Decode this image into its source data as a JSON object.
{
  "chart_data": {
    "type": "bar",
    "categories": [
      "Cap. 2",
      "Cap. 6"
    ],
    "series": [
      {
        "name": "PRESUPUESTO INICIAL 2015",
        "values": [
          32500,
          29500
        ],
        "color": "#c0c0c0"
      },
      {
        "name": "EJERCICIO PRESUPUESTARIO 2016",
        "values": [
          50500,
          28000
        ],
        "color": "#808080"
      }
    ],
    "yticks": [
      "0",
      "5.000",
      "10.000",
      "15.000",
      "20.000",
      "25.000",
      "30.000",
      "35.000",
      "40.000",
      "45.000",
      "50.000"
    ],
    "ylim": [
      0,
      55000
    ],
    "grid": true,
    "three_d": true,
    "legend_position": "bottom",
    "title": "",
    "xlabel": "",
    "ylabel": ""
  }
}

• _Task instructions_: Emit the records above again, exactly, with no line skipped.

• _Exercise response_:
Decode this image into its source data as a JSON object.
{
  "chart_data": {
    "type": "bar",
    "categories": [
      "Cap. 2",
      "Cap. 6"
    ],
    "series": [
      {
        "name": "PRESUPUESTO INICIAL 2015",
        "values": [
          32500,
          29500
        ],
        "color": "#c0c0c0"
      },
      {
        "name": "EJERCICIO PRESUPUESTARIO 2016",
        "values": [
          50500,
          28000
        ],
        "color": "#808080"
      }
    ],
    "yticks": [
      "0",
      "5.000",
      "10.000",
      "15.000",
      "20.000",
      "25.000",
      "30.000",
      "35.000",
      "40.000",
      "45.000",
      "50.000"
    ],
    "ylim": [
      0,
      55000
    ],
    "grid": true,
    "three_d": true,
    "legend_position": "bottom",
    "title": "",
    "xlabel": "",
    "ylabel": ""
  }
}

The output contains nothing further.